--- START Supplied material ---

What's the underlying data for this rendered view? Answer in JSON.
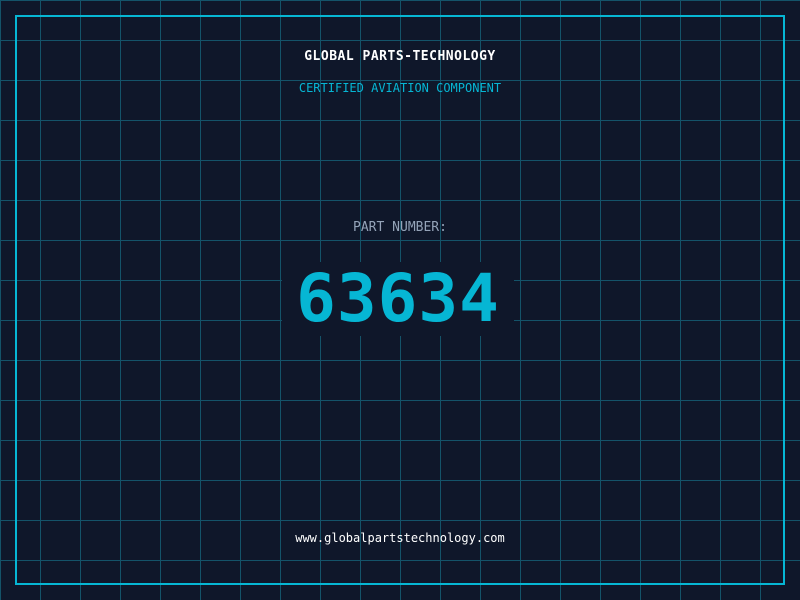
{
  "header": {
    "title": "GLOBAL PARTS-TECHNOLOGY",
    "subtitle": "CERTIFIED AVIATION COMPONENT"
  },
  "part": {
    "label": "PART NUMBER:",
    "number": "63634"
  },
  "footer": {
    "url": "www.globalpartstechnology.com"
  },
  "colors": {
    "background": "#0f172a",
    "accent": "#06b6d4",
    "grid": "#155e75"
  }
}
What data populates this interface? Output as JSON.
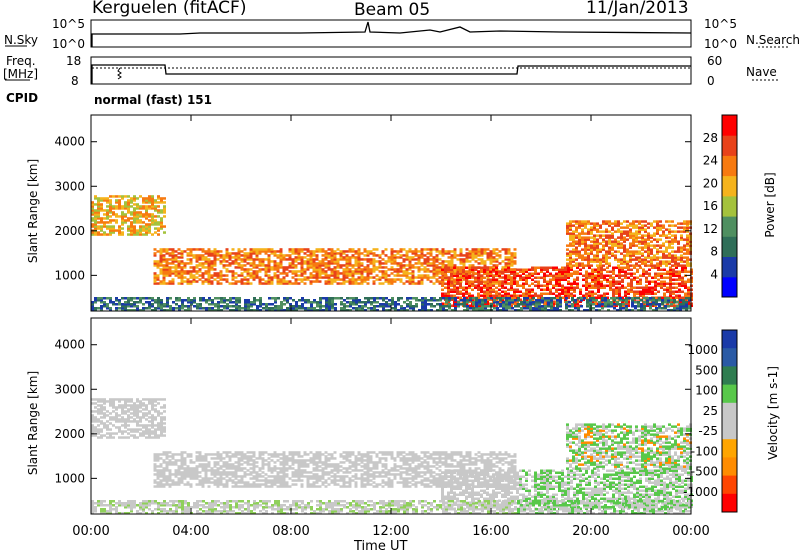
{
  "header": {
    "station": "Kerguelen (fitACF)",
    "beam": "Beam 05",
    "date": "11/Jan/2013"
  },
  "sky_panel": {
    "left_label": "N.Sky",
    "left_ticks": [
      "10^5",
      "10^0"
    ],
    "right_label": "N.Search",
    "right_ticks": [
      "10^5",
      "10^0"
    ]
  },
  "freq_panel": {
    "left_label_1": "Freq.",
    "left_label_2": "[MHz]",
    "left_ticks": [
      "18",
      "8"
    ],
    "right_label": "Nave",
    "right_ticks": [
      "60",
      "0"
    ]
  },
  "cpid": {
    "label": "CPID",
    "value": "normal (fast) 151"
  },
  "colors": {
    "power": [
      "#0000ff",
      "#1a3aa8",
      "#2f6e58",
      "#4f8f60",
      "#a4c23c",
      "#f5b31c",
      "#f77a10",
      "#e8421a",
      "#ff0000"
    ],
    "velocity": [
      "#ff0000",
      "#ff4500",
      "#ff8c00",
      "#ffa500",
      "#c8c8c8",
      "#c8c8c8",
      "#58c84a",
      "#2f7d50",
      "#2a5aa5",
      "#1a3aa8"
    ]
  },
  "chart_data": [
    {
      "type": "heatmap",
      "name": "power",
      "ylabel": "Slant Range [km]",
      "y_ticks": [
        1000,
        2000,
        3000,
        4000
      ],
      "ylim": [
        200,
        4600
      ],
      "colorbar": {
        "label": "Power [dB]",
        "ticks": [
          "4",
          "8",
          "12",
          "16",
          "20",
          "24",
          "28"
        ],
        "range": [
          0,
          32
        ]
      },
      "description_bands": [
        {
          "t0": 0.0,
          "t1": 3.0,
          "r0": 1900,
          "r1": 2800,
          "level": 20
        },
        {
          "t0": 2.5,
          "t1": 17.0,
          "r0": 800,
          "r1": 1600,
          "level": 24
        },
        {
          "t0": 14.0,
          "t1": 24.0,
          "r0": 300,
          "r1": 1200,
          "level": 28
        },
        {
          "t0": 19.0,
          "t1": 24.0,
          "r0": 1200,
          "r1": 2200,
          "level": 24
        },
        {
          "t0": 0.0,
          "t1": 24.0,
          "r0": 200,
          "r1": 500,
          "level": 8
        }
      ]
    },
    {
      "type": "heatmap",
      "name": "velocity",
      "ylabel": "Slant Range [km]",
      "xlabel": "Time UT",
      "x_ticks": [
        "00:00",
        "04:00",
        "08:00",
        "12:00",
        "16:00",
        "20:00",
        "00:00"
      ],
      "xlim": [
        0,
        24
      ],
      "y_ticks": [
        1000,
        2000,
        3000,
        4000
      ],
      "ylim": [
        200,
        4600
      ],
      "colorbar": {
        "label": "Velocity [m s-1]",
        "ticks": [
          "1000",
          "500",
          "100",
          "25",
          "-25",
          "-100",
          "-500",
          "-1000"
        ]
      }
    }
  ]
}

--- END Supplied material ---

§ Given request:
Repeat the material exactly as it reads, without any of its pictures.

§ Task result:
What's the underlying data for this rendered view? Answer in JSON.
{
  "header": {
    "title": "GLOBAL PARTS-TECHNOLOGY",
    "subtitle": "CERTIFIED AVIATION COMPONENT"
  },
  "part": {
    "label": "PART NUMBER:",
    "number": "63634"
  },
  "footer": {
    "url": "www.globalpartstechnology.com"
  },
  "colors": {
    "background": "#0f172a",
    "accent": "#06b6d4",
    "grid": "#155e75"
  }
}
What data populates this interface? Output as JSON.
{
  "header": {
    "station": "Kerguelen (fitACF)",
    "beam": "Beam 05",
    "date": "11/Jan/2013"
  },
  "sky_panel": {
    "left_label": "N.Sky",
    "left_ticks": [
      "10^5",
      "10^0"
    ],
    "right_label": "N.Search",
    "right_ticks": [
      "10^5",
      "10^0"
    ]
  },
  "freq_panel": {
    "left_label_1": "Freq.",
    "left_label_2": "[MHz]",
    "left_ticks": [
      "18",
      "8"
    ],
    "right_label": "Nave",
    "right_ticks": [
      "60",
      "0"
    ]
  },
  "cpid": {
    "label": "CPID",
    "value": "normal (fast) 151"
  },
  "colors": {
    "power": [
      "#0000ff",
      "#1a3aa8",
      "#2f6e58",
      "#4f8f60",
      "#a4c23c",
      "#f5b31c",
      "#f77a10",
      "#e8421a",
      "#ff0000"
    ],
    "velocity": [
      "#ff0000",
      "#ff4500",
      "#ff8c00",
      "#ffa500",
      "#c8c8c8",
      "#c8c8c8",
      "#58c84a",
      "#2f7d50",
      "#2a5aa5",
      "#1a3aa8"
    ]
  },
  "chart_data": [
    {
      "type": "heatmap",
      "name": "power",
      "ylabel": "Slant Range [km]",
      "y_ticks": [
        1000,
        2000,
        3000,
        4000
      ],
      "ylim": [
        200,
        4600
      ],
      "colorbar": {
        "label": "Power [dB]",
        "ticks": [
          "4",
          "8",
          "12",
          "16",
          "20",
          "24",
          "28"
        ],
        "range": [
          0,
          32
        ]
      },
      "description_bands": [
        {
          "t0": 0.0,
          "t1": 3.0,
          "r0": 1900,
          "r1": 2800,
          "level": 20
        },
        {
          "t0": 2.5,
          "t1": 17.0,
          "r0": 800,
          "r1": 1600,
          "level": 24
        },
        {
          "t0": 14.0,
          "t1": 24.0,
          "r0": 300,
          "r1": 1200,
          "level": 28
        },
        {
          "t0": 19.0,
          "t1": 24.0,
          "r0": 1200,
          "r1": 2200,
          "level": 24
        },
        {
          "t0": 0.0,
          "t1": 24.0,
          "r0": 200,
          "r1": 500,
          "level": 8
        }
      ]
    },
    {
      "type": "heatmap",
      "name": "velocity",
      "ylabel": "Slant Range [km]",
      "xlabel": "Time UT",
      "x_ticks": [
        "00:00",
        "04:00",
        "08:00",
        "12:00",
        "16:00",
        "20:00",
        "00:00"
      ],
      "xlim": [
        0,
        24
      ],
      "y_ticks": [
        1000,
        2000,
        3000,
        4000
      ],
      "ylim": [
        200,
        4600
      ],
      "colorbar": {
        "label": "Velocity [m s-1]",
        "ticks": [
          "1000",
          "500",
          "100",
          "25",
          "-25",
          "-100",
          "-500",
          "-1000"
        ]
      }
    }
  ]
}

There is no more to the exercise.